--- TASK TO COMPLETE ---
Return each line containing "задание".

[Data entries]
===
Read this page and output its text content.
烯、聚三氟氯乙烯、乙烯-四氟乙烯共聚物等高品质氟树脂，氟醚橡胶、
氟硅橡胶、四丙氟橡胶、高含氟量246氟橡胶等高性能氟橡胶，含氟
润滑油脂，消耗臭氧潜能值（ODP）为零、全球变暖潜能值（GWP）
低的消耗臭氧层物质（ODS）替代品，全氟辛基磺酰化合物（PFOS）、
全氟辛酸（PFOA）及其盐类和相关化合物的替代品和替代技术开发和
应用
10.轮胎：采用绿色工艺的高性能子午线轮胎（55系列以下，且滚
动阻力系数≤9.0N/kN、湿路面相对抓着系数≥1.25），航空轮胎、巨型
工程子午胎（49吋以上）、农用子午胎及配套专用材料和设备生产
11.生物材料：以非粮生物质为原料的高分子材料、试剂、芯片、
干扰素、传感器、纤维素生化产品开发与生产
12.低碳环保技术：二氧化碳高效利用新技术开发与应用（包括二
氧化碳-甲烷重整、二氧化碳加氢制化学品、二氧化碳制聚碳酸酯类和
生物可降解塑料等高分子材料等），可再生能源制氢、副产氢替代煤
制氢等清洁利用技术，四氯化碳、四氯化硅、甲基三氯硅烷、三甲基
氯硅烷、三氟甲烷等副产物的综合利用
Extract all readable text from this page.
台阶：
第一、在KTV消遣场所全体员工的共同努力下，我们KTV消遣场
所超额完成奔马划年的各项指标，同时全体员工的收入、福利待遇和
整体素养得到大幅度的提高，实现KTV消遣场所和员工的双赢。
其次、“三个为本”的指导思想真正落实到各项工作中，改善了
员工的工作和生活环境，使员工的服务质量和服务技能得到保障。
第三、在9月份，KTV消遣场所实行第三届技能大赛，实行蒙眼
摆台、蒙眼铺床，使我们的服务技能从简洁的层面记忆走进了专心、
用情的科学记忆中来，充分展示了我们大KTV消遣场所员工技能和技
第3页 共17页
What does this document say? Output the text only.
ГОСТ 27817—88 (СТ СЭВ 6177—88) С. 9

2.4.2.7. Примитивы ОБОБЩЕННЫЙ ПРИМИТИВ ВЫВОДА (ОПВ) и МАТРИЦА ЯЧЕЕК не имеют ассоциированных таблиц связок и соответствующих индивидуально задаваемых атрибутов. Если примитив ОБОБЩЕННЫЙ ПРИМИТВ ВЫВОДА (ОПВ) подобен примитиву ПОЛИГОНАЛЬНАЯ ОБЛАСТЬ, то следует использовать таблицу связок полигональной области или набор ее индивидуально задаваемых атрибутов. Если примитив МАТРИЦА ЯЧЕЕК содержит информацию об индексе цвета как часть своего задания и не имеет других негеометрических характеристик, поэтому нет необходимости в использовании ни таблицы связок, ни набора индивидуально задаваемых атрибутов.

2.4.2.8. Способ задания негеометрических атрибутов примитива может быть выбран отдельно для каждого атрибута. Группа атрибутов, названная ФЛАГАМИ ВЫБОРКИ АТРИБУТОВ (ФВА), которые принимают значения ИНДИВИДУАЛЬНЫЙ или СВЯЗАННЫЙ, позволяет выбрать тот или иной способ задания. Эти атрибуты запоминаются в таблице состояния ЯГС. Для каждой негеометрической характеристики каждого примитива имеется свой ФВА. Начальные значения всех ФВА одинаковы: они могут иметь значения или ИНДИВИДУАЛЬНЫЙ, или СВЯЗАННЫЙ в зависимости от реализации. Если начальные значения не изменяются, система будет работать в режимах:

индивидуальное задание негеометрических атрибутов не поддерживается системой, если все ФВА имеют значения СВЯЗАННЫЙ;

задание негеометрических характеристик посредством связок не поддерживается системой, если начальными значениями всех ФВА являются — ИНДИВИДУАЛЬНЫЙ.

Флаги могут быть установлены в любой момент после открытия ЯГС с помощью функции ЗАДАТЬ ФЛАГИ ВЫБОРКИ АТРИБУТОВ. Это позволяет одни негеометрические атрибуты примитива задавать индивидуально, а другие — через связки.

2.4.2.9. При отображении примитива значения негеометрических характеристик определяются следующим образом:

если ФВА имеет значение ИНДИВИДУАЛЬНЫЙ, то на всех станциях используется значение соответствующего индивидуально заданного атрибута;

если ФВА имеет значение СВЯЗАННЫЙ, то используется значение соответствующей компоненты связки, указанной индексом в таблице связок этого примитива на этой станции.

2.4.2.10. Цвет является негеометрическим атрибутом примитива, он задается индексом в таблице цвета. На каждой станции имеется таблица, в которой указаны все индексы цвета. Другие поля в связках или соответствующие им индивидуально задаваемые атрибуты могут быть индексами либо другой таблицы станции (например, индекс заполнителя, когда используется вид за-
===
--- OUTPUT OF THE TASK ---
индивидуальное задание негеометрических атрибутов не поддерживается системой, если все ФВА имеют значения СВЯЗАННЫЙ;
задание негеометрических характеристик посредством связок не поддерживается системой, если начальными значениями всех ФВА являются — ИНДИВИДУАЛЬНЫЙ.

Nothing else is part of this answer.